# Written exercise:
Count, in the entries below, the lines in which "opposite" occurs. Give the number, nothing more.

Saved data entries

- - -

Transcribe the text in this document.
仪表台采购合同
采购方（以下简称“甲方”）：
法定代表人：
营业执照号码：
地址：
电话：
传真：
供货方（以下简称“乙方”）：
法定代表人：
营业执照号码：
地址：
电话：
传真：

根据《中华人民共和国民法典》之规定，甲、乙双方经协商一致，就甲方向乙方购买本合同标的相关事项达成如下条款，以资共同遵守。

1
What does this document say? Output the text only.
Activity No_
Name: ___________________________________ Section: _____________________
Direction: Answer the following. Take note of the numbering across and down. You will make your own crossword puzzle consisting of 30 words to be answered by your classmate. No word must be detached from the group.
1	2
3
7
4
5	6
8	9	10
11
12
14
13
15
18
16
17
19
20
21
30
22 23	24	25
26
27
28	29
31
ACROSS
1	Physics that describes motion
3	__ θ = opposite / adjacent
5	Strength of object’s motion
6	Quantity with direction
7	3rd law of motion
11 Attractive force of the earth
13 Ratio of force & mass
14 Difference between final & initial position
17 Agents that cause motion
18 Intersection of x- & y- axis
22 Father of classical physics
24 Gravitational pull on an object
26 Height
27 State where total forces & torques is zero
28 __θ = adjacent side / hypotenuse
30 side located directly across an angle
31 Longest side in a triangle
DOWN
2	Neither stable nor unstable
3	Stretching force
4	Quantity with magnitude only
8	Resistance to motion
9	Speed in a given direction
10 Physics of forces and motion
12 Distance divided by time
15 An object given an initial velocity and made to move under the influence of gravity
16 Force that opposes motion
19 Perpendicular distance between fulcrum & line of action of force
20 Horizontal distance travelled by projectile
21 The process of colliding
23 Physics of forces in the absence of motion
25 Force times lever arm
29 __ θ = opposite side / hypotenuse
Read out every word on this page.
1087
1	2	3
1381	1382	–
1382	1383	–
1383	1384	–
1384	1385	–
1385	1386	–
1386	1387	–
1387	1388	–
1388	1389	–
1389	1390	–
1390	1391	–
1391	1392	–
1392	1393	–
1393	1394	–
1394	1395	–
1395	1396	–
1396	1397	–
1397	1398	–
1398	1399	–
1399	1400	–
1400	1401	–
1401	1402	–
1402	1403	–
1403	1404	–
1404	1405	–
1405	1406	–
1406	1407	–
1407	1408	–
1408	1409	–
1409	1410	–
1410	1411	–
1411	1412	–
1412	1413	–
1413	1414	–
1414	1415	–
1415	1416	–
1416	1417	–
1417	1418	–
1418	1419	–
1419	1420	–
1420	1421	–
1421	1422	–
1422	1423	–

- - -

# Result of the task:
2